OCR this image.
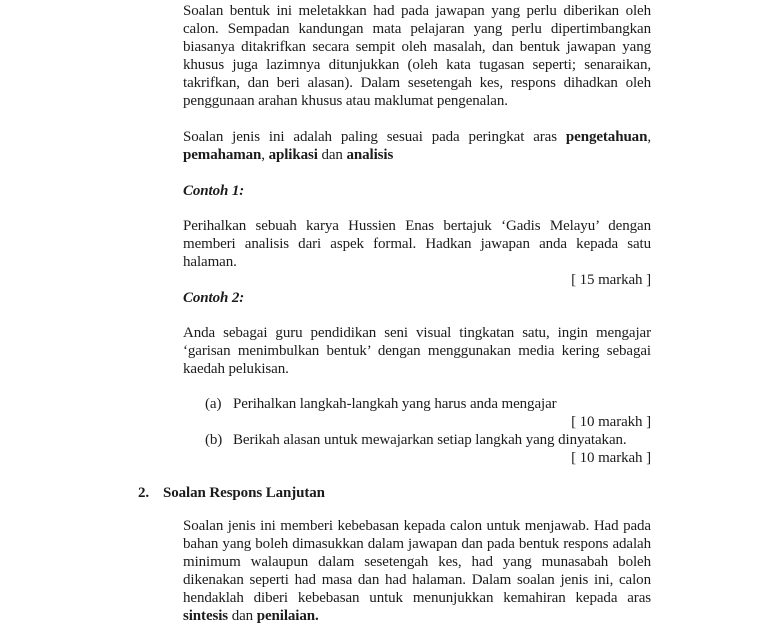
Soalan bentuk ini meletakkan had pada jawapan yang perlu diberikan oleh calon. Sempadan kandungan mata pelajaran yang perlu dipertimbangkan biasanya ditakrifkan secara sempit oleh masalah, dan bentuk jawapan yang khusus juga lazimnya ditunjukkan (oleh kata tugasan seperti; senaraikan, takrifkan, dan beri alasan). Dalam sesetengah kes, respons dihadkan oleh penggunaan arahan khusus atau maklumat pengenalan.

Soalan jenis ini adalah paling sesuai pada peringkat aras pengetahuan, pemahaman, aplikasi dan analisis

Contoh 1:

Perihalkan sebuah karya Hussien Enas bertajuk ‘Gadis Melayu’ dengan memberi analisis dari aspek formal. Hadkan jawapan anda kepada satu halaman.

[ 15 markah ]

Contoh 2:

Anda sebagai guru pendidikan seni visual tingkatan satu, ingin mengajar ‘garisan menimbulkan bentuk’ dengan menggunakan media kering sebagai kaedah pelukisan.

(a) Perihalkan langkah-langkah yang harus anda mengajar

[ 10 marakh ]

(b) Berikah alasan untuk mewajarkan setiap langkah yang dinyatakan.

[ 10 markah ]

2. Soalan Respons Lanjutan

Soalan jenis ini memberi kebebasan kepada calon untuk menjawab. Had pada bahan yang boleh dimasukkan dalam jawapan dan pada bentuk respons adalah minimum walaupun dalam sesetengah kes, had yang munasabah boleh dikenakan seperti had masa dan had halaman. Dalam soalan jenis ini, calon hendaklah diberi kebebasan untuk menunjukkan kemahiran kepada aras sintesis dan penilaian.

======

** Task to complete **
Reproduce each entry verbatim, excluding any embedded images.

** Correct result **
OCR this image.
Soalan bentuk ini meletakkan had pada jawapan yang perlu diberikan oleh calon. Sempadan kandungan mata pelajaran yang perlu dipertimbangkan biasanya ditakrifkan secara sempit oleh masalah, dan bentuk jawapan yang khusus juga lazimnya ditunjukkan (oleh kata tugasan seperti; senaraikan, takrifkan, dan beri alasan). Dalam sesetengah kes, respons dihadkan oleh penggunaan arahan khusus atau maklumat pengenalan.

Soalan jenis ini adalah paling sesuai pada peringkat aras pengetahuan, pemahaman, aplikasi dan analisis

Contoh 1:

Perihalkan sebuah karya Hussien Enas bertajuk ‘Gadis Melayu’ dengan memberi analisis dari aspek formal. Hadkan jawapan anda kepada satu halaman.

[ 15 markah ]

Contoh 2:

Anda sebagai guru pendidikan seni visual tingkatan satu, ingin mengajar ‘garisan menimbulkan bentuk’ dengan menggunakan media kering sebagai kaedah pelukisan.

(a) Perihalkan langkah-langkah yang harus anda mengajar

[ 10 marakh ]

(b) Berikah alasan untuk mewajarkan setiap langkah yang dinyatakan.

[ 10 markah ]

2. Soalan Respons Lanjutan

Soalan jenis ini memberi kebebasan kepada calon untuk menjawab. Had pada bahan yang boleh dimasukkan dalam jawapan dan pada bentuk respons adalah minimum walaupun dalam sesetengah kes, had yang munasabah boleh dikenakan seperti had masa dan had halaman. Dalam soalan jenis ini, calon hendaklah diberi kebebasan untuk menunjukkan kemahiran kepada aras sintesis dan penilaian.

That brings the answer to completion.